Aim: Extract all of the data and reproduce it precisely.

The input:
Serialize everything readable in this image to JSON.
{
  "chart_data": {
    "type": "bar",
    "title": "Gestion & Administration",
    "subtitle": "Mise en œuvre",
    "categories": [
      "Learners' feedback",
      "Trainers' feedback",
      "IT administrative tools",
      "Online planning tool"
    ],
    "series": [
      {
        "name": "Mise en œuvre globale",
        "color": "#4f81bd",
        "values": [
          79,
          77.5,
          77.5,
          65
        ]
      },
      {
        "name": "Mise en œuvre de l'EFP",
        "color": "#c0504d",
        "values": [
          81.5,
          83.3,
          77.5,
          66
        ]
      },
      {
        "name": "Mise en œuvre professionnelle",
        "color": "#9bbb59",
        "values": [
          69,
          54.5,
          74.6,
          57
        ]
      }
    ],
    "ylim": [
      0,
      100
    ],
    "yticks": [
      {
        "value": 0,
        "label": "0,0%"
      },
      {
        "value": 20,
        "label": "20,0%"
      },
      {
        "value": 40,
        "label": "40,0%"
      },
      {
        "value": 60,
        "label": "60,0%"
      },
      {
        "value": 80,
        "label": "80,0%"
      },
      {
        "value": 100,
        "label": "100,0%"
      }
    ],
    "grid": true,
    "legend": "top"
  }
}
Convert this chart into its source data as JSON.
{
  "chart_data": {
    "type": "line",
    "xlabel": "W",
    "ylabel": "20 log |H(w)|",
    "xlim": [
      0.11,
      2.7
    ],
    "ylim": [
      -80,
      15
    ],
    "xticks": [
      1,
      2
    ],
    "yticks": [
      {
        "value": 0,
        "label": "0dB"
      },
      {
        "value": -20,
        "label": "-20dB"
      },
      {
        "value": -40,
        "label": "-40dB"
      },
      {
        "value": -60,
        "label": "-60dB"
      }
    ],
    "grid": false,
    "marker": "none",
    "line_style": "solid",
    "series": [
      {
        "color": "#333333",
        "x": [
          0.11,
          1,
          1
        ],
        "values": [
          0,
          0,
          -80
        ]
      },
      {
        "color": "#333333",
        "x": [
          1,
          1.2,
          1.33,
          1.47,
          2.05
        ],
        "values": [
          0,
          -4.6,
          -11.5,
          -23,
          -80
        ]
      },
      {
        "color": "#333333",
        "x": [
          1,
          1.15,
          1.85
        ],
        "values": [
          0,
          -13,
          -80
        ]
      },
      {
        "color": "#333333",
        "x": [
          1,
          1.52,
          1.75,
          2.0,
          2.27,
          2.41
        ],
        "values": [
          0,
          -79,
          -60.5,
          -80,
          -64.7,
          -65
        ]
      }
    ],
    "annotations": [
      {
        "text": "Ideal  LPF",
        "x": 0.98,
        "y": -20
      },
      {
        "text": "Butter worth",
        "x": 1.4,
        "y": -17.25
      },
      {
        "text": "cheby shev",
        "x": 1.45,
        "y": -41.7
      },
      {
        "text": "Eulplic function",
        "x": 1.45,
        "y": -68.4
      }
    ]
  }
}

Written solution:
Serialize everything readable in this image to JSON.
{
  "chart_data": {
    "type": "bar",
    "title": "Gestion & Administration",
    "subtitle": "Mise en œuvre",
    "categories": [
      "Learners' feedback",
      "Trainers' feedback",
      "IT administrative tools",
      "Online planning tool"
    ],
    "series": [
      {
        "name": "Mise en œuvre globale",
        "color": "#4f81bd",
        "values": [
          79,
          77.5,
          77.5,
          65
        ]
      },
      {
        "name": "Mise en œuvre de l'EFP",
        "color": "#c0504d",
        "values": [
          81.5,
          83.3,
          77.5,
          66
        ]
      },
      {
        "name": "Mise en œuvre professionnelle",
        "color": "#9bbb59",
        "values": [
          69,
          54.5,
          74.6,
          57
        ]
      }
    ],
    "ylim": [
      0,
      100
    ],
    "yticks": [
      {
        "value": 0,
        "label": "0,0%"
      },
      {
        "value": 20,
        "label": "20,0%"
      },
      {
        "value": 40,
        "label": "40,0%"
      },
      {
        "value": 60,
        "label": "60,0%"
      },
      {
        "value": 80,
        "label": "80,0%"
      },
      {
        "value": 100,
        "label": "100,0%"
      }
    ],
    "grid": true,
    "legend": "top"
  }
}
Convert this chart into its source data as JSON.
{
  "chart_data": {
    "type": "line",
    "xlabel": "W",
    "ylabel": "20 log |H(w)|",
    "xlim": [
      0.11,
      2.7
    ],
    "ylim": [
      -80,
      15
    ],
    "xticks": [
      1,
      2
    ],
    "yticks": [
      {
        "value": 0,
        "label": "0dB"
      },
      {
        "value": -20,
        "label": "-20dB"
      },
      {
        "value": -40,
        "label": "-40dB"
      },
      {
        "value": -60,
        "label": "-60dB"
      }
    ],
    "grid": false,
    "marker": "none",
    "line_style": "solid",
    "series": [
      {
        "color": "#333333",
        "x": [
          0.11,
          1,
          1
        ],
        "values": [
          0,
          0,
          -80
        ]
      },
      {
        "color": "#333333",
        "x": [
          1,
          1.2,
          1.33,
          1.47,
          2.05
        ],
        "values": [
          0,
          -4.6,
          -11.5,
          -23,
          -80
        ]
      },
      {
        "color": "#333333",
        "x": [
          1,
          1.15,
          1.85
        ],
        "values": [
          0,
          -13,
          -80
        ]
      },
      {
        "color": "#333333",
        "x": [
          1,
          1.52,
          1.75,
          2.0,
          2.27,
          2.41
        ],
        "values": [
          0,
          -79,
          -60.5,
          -80,
          -64.7,
          -65
        ]
      }
    ],
    "annotations": [
      {
        "text": "Ideal  LPF",
        "x": 0.98,
        "y": -20
      },
      {
        "text": "Butter worth",
        "x": 1.4,
        "y": -17.25
      },
      {
        "text": "cheby shev",
        "x": 1.45,
        "y": -41.7
      },
      {
        "text": "Eulplic function",
        "x": 1.45,
        "y": -68.4
      }
    ]
  }
}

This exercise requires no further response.